Collect all lines from the listing that include the string "разделов".
##### Input rows #####
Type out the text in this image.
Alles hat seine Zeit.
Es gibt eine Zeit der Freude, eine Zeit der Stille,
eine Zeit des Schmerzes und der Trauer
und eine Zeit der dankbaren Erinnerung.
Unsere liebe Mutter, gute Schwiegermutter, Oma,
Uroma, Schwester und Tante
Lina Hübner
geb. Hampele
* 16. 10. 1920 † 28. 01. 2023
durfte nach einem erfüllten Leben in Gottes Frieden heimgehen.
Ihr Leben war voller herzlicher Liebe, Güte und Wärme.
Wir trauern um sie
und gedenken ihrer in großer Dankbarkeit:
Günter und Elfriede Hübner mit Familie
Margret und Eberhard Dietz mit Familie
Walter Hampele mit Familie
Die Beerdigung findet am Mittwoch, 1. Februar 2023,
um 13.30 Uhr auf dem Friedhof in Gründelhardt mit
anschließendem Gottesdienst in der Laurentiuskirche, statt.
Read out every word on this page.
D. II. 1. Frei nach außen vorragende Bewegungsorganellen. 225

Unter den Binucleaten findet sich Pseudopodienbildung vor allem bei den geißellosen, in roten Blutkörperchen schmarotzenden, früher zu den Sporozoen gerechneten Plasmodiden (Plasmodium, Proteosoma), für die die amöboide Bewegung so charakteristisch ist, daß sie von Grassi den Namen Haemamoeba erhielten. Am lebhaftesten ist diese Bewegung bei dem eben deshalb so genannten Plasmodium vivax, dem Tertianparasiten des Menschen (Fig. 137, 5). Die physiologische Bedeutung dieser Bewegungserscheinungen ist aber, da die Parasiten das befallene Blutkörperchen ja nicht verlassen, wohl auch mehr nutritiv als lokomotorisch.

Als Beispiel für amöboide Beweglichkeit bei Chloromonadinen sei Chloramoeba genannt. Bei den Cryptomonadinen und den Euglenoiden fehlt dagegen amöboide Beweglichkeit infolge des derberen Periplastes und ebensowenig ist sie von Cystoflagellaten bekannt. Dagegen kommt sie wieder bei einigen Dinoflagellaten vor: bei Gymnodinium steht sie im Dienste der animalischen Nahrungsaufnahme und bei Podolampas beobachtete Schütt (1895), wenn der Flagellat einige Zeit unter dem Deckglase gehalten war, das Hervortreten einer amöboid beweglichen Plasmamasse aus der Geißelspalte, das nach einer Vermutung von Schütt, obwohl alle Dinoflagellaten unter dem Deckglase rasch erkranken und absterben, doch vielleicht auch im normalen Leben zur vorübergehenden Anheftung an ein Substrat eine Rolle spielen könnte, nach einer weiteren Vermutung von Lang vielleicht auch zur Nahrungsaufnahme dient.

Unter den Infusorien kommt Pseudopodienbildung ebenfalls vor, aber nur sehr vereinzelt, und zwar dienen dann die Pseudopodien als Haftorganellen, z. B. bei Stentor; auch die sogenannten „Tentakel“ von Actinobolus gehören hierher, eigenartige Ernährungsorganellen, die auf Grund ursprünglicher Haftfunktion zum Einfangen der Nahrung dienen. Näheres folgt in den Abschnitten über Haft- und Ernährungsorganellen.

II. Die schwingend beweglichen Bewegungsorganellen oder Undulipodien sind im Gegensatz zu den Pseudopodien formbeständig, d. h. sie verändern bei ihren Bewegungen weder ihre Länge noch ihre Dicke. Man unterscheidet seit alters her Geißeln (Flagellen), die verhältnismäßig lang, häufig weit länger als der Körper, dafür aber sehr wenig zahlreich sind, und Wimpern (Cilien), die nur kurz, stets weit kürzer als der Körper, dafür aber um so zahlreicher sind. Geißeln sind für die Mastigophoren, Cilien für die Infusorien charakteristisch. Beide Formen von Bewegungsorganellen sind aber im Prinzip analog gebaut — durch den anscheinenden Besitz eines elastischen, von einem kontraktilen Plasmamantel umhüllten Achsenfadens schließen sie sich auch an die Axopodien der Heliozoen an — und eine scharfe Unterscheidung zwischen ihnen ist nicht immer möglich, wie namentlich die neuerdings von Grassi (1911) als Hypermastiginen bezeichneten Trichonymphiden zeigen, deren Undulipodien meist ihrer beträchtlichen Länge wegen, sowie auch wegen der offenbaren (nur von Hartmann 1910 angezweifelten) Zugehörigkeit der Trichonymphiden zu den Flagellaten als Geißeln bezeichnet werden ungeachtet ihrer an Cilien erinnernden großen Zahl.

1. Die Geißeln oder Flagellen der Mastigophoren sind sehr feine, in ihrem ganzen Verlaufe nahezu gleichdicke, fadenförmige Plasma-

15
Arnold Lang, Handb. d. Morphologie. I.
#####
##### Input rows #####
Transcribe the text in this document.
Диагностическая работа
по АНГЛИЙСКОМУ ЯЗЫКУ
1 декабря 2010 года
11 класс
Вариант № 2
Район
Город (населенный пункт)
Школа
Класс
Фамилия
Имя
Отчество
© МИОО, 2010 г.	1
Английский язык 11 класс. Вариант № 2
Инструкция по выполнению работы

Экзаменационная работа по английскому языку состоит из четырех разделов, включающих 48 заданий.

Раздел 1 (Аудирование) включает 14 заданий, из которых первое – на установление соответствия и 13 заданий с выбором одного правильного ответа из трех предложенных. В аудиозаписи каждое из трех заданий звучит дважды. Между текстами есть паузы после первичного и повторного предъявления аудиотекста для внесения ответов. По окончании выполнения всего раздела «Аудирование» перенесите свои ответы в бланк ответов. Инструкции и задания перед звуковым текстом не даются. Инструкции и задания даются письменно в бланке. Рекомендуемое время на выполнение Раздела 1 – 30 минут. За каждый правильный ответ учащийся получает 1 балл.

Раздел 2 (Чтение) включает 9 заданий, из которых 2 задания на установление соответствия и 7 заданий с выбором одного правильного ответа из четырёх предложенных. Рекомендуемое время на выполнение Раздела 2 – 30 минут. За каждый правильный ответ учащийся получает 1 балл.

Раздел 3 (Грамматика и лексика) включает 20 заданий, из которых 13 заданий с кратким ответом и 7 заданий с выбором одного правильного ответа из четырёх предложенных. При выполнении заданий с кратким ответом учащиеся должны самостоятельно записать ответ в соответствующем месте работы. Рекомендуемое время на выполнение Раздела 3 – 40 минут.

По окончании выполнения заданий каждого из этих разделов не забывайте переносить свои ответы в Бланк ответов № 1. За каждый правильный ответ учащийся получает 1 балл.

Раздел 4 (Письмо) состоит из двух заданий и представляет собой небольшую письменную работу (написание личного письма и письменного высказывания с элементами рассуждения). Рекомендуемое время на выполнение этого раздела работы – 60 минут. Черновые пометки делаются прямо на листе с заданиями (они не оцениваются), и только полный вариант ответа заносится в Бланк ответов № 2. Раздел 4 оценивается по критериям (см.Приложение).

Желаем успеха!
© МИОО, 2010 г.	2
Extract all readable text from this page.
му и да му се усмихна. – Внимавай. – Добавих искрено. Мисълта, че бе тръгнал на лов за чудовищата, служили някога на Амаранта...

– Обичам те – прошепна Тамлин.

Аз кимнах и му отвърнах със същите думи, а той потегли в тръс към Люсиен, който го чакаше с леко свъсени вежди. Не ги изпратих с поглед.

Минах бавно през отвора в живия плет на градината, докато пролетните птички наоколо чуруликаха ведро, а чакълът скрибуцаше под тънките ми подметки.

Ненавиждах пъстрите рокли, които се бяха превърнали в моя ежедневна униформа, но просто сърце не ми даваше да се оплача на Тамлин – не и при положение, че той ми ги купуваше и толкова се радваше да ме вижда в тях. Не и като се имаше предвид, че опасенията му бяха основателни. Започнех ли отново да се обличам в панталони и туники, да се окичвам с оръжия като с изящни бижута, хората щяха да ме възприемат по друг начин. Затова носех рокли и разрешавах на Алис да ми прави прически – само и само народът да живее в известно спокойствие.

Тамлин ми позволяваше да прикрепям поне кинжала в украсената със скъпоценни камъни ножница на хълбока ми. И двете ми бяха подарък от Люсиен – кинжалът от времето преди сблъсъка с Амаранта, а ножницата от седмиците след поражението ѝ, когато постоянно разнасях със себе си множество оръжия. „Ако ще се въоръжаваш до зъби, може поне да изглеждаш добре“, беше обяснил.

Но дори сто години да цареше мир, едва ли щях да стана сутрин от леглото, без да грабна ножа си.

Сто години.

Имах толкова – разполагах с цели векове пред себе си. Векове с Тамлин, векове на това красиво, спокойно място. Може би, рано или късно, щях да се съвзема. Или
#####
##### Input rows #####
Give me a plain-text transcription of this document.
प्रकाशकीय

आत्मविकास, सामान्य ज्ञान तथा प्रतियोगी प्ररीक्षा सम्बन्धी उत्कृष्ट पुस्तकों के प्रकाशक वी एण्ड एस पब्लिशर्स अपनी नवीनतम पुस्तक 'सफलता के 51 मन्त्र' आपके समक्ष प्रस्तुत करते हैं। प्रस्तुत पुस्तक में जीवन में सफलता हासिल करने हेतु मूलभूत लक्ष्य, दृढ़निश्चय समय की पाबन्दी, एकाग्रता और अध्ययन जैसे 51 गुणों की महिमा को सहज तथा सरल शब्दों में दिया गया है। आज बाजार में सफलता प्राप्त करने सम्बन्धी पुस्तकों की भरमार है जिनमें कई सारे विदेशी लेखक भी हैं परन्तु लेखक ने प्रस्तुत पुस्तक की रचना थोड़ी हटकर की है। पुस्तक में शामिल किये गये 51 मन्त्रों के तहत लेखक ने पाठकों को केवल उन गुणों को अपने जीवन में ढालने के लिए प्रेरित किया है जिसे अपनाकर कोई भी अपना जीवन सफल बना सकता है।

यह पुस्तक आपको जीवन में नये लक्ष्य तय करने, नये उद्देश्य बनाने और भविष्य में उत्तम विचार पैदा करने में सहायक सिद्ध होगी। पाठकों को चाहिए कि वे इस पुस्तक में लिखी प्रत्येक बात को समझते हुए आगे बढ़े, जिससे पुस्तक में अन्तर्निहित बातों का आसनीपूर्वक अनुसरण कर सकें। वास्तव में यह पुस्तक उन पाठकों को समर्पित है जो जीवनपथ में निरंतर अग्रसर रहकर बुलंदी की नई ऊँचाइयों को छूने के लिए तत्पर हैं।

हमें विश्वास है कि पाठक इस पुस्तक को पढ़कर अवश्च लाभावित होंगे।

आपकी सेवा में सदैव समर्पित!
#####
Response for this exercise:
Экзаменационная работа по английскому языку состоит из четырех разделов, включающих 48 заданий.
По окончании выполнения заданий каждого из этих разделов не забывайте переносить свои ответы в Бланк ответов № 1. За каждый правильный ответ учащийся получает 1 балл.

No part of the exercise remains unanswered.